+++ Dataset entries

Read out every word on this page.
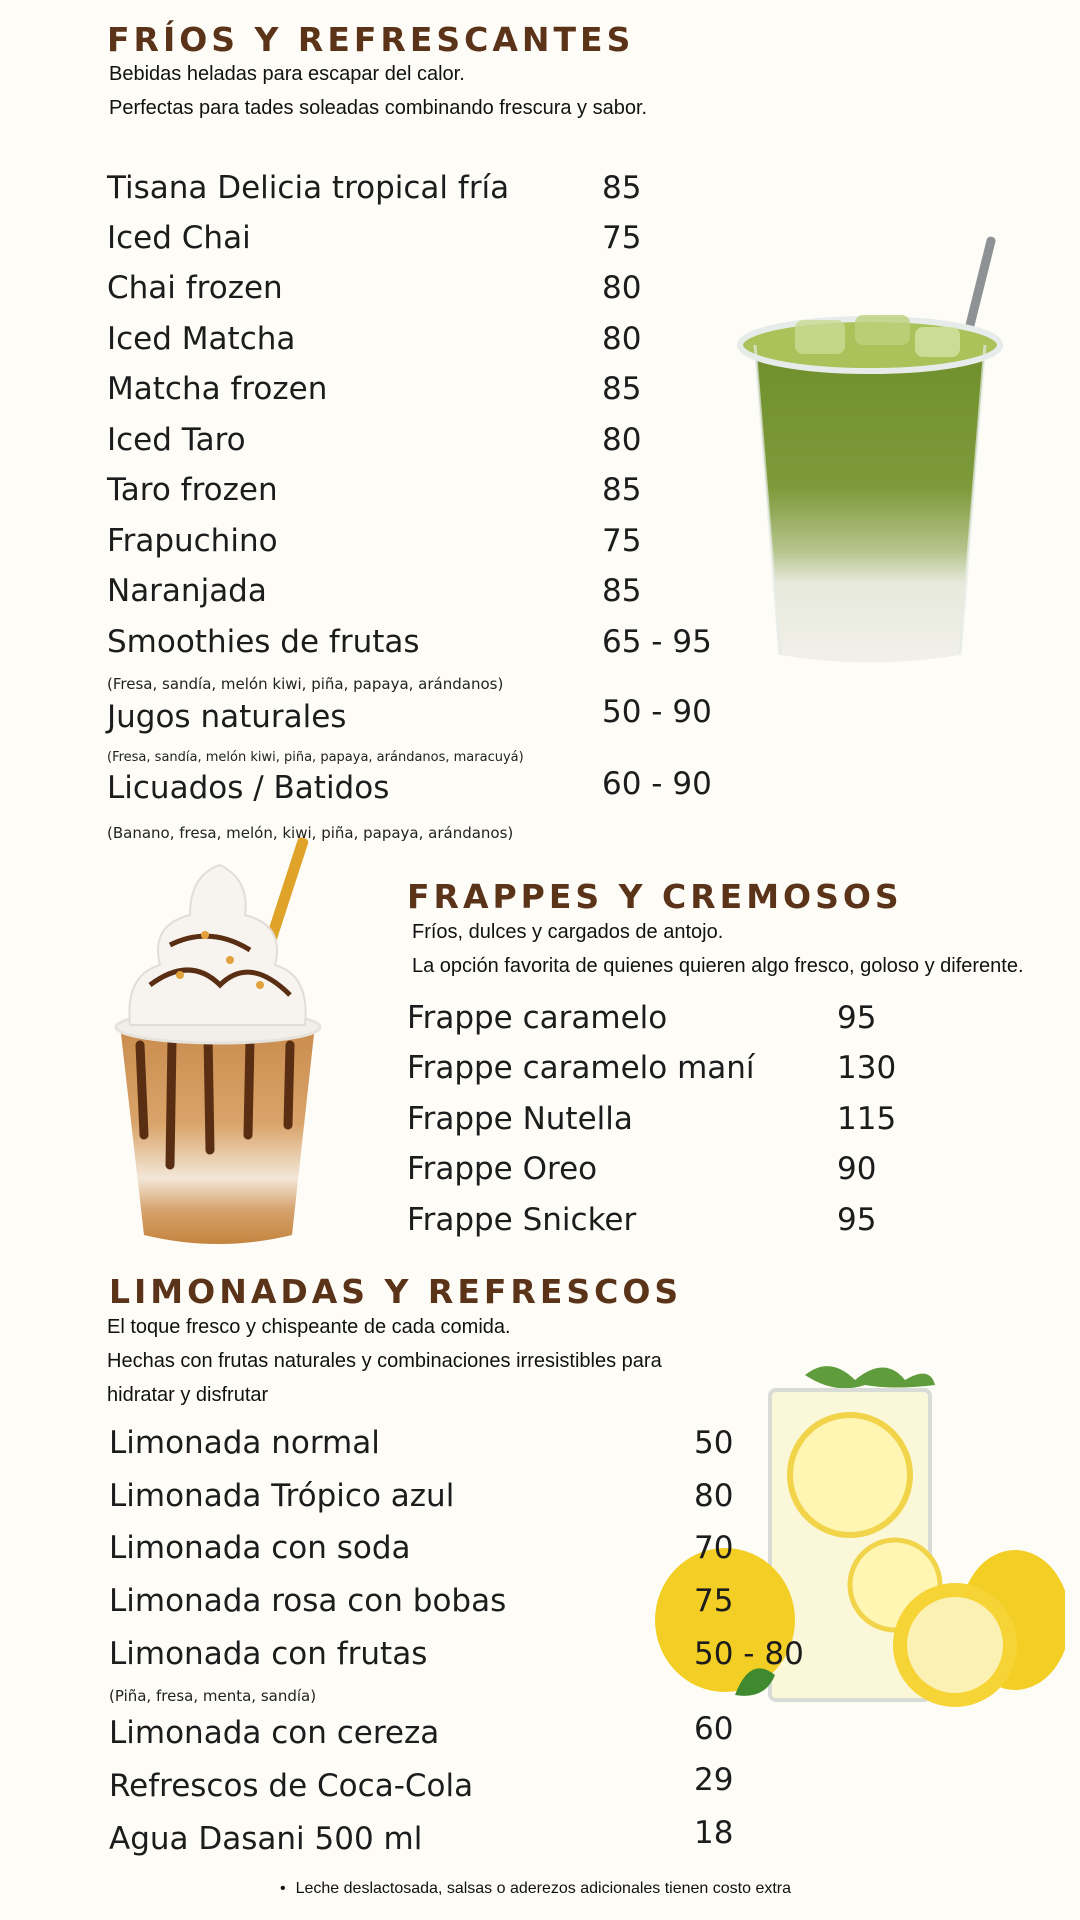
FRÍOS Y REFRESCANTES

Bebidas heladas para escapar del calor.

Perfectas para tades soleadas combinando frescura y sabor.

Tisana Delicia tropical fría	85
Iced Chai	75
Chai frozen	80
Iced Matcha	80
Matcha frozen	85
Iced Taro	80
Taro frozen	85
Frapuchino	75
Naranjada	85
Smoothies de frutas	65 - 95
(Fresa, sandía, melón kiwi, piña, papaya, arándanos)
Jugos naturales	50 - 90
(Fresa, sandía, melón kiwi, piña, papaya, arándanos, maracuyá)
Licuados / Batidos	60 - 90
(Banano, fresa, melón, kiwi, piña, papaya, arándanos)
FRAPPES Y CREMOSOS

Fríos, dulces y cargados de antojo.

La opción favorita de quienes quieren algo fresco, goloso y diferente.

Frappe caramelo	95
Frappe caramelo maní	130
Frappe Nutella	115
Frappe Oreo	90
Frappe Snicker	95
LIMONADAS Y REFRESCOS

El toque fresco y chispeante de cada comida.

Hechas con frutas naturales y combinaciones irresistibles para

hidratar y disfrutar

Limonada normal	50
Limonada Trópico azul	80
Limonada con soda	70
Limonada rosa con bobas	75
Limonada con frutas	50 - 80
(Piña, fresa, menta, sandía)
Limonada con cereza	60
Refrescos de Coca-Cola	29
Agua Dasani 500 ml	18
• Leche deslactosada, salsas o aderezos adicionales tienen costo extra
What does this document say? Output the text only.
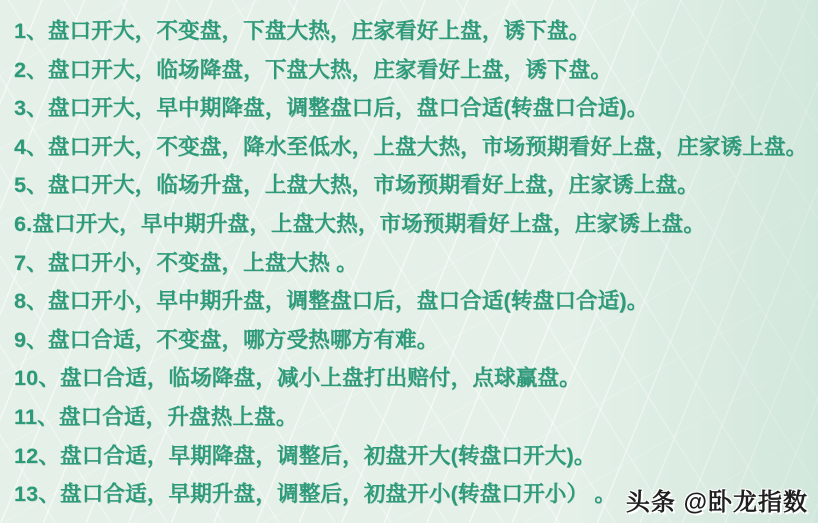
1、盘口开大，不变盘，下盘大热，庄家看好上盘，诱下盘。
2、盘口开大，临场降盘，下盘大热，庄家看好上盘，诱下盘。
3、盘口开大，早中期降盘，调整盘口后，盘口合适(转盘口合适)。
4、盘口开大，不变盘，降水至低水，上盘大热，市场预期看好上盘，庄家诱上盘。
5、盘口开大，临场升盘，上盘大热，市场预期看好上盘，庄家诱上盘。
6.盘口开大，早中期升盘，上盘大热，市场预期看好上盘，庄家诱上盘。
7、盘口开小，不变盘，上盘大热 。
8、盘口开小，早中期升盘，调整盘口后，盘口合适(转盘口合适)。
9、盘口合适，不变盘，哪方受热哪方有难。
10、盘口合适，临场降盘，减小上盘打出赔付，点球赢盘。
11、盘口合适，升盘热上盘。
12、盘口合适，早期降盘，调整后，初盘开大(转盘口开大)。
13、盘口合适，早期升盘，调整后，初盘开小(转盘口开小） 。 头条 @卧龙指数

++++++
+++ Dataset entries

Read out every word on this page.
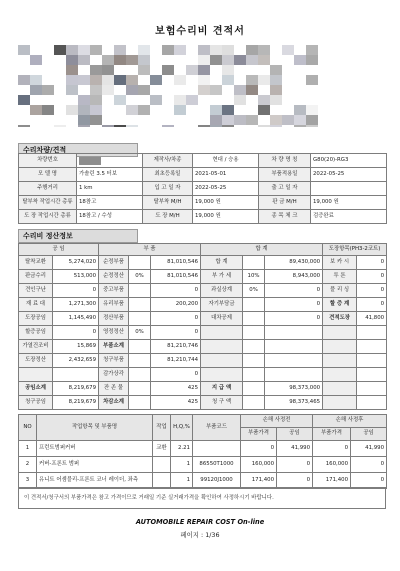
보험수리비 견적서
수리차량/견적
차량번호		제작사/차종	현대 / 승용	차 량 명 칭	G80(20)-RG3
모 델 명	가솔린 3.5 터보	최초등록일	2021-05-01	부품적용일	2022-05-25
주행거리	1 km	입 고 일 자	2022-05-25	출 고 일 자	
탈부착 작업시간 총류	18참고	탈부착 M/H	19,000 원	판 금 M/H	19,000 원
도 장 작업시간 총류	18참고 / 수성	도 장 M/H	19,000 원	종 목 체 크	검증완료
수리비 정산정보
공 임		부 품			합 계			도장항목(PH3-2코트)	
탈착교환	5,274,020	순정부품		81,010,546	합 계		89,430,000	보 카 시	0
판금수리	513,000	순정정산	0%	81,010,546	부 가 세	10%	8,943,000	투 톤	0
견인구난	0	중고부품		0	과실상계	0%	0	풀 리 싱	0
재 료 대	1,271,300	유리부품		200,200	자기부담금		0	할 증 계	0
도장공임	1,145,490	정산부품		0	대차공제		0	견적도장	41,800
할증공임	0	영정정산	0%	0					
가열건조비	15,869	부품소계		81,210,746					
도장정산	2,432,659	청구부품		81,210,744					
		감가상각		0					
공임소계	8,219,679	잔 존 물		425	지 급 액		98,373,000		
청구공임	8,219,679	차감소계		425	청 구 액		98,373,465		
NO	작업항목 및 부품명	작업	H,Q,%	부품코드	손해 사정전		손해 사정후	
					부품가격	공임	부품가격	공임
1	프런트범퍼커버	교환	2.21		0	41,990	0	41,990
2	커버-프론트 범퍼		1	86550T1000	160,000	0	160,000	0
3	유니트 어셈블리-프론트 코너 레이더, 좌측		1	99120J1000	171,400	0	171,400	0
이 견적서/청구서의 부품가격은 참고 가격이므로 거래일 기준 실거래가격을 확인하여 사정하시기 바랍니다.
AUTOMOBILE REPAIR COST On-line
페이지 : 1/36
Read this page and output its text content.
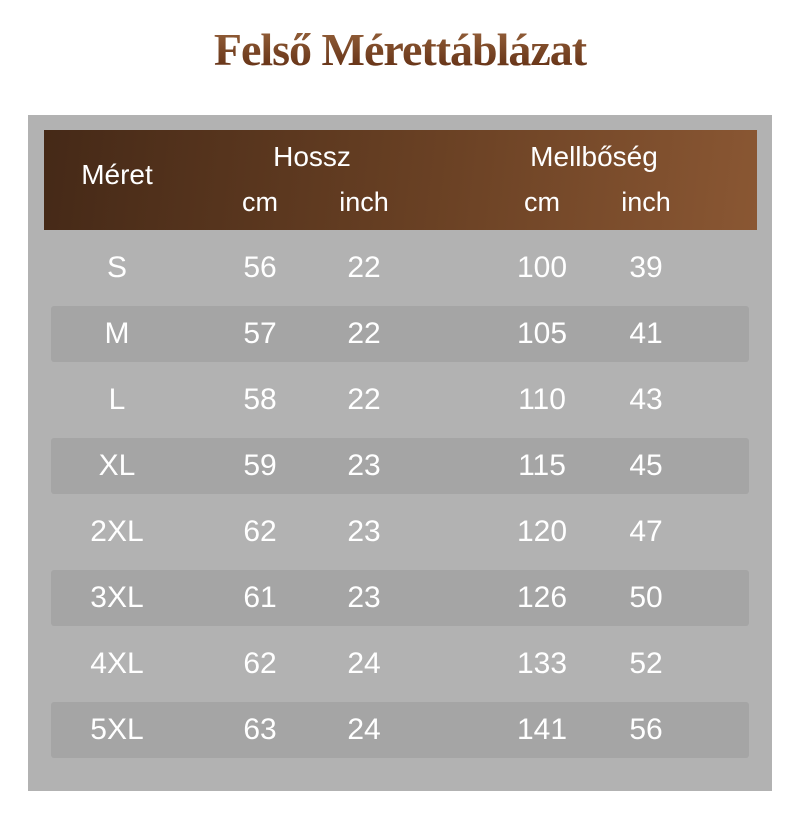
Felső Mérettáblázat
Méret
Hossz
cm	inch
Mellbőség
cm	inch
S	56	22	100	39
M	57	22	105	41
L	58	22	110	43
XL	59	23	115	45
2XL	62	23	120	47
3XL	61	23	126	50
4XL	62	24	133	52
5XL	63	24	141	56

++++++
+++ Dataset entries

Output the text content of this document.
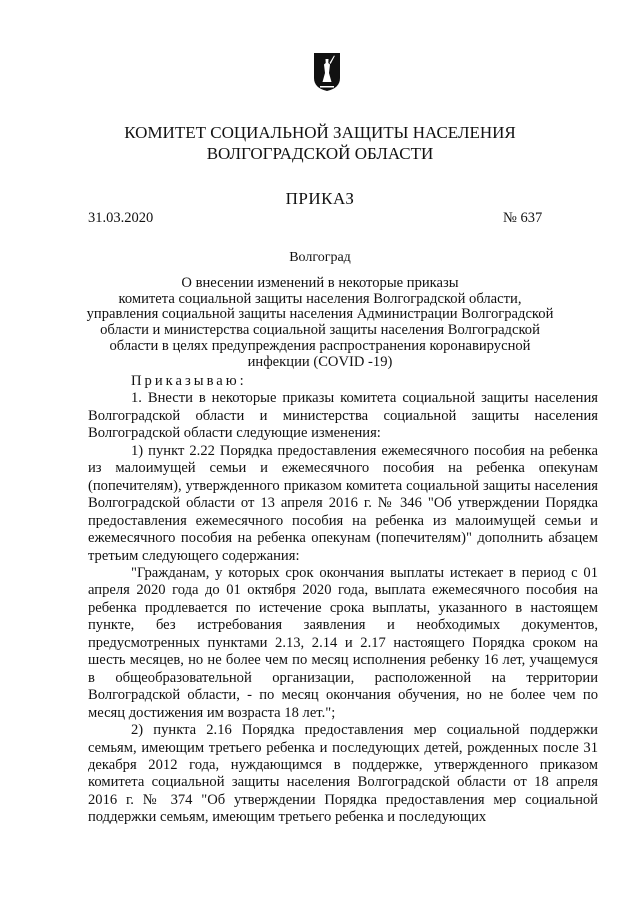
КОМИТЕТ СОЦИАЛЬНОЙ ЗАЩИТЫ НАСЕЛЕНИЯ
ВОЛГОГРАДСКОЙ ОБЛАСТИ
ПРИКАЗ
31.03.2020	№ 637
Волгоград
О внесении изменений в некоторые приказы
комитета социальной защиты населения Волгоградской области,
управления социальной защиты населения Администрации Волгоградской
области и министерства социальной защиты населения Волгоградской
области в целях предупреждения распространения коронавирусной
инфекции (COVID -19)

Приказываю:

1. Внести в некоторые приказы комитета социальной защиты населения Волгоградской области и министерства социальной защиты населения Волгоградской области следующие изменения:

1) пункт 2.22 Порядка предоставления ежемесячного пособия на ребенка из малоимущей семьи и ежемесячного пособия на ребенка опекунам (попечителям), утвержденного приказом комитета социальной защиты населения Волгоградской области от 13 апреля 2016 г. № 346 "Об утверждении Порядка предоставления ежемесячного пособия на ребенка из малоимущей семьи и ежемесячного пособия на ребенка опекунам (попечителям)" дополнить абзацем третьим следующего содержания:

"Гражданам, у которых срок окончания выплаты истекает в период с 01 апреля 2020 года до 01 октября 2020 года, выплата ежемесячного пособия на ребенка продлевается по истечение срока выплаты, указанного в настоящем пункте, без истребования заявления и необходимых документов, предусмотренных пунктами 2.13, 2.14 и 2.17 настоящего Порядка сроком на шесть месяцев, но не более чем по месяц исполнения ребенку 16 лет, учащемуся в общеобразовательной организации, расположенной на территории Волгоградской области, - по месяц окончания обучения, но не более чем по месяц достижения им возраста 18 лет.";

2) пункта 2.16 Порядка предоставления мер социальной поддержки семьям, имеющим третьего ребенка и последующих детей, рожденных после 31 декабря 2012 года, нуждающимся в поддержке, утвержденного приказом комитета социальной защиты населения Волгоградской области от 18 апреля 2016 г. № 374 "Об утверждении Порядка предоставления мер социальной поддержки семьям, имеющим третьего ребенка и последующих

++++++

▸ **Directions for this task**
Where a line in the material above holds "Iced", copy that line.

▸ **Exercise solution**
Iced Chai	75
Iced Matcha	80
Iced Taro	80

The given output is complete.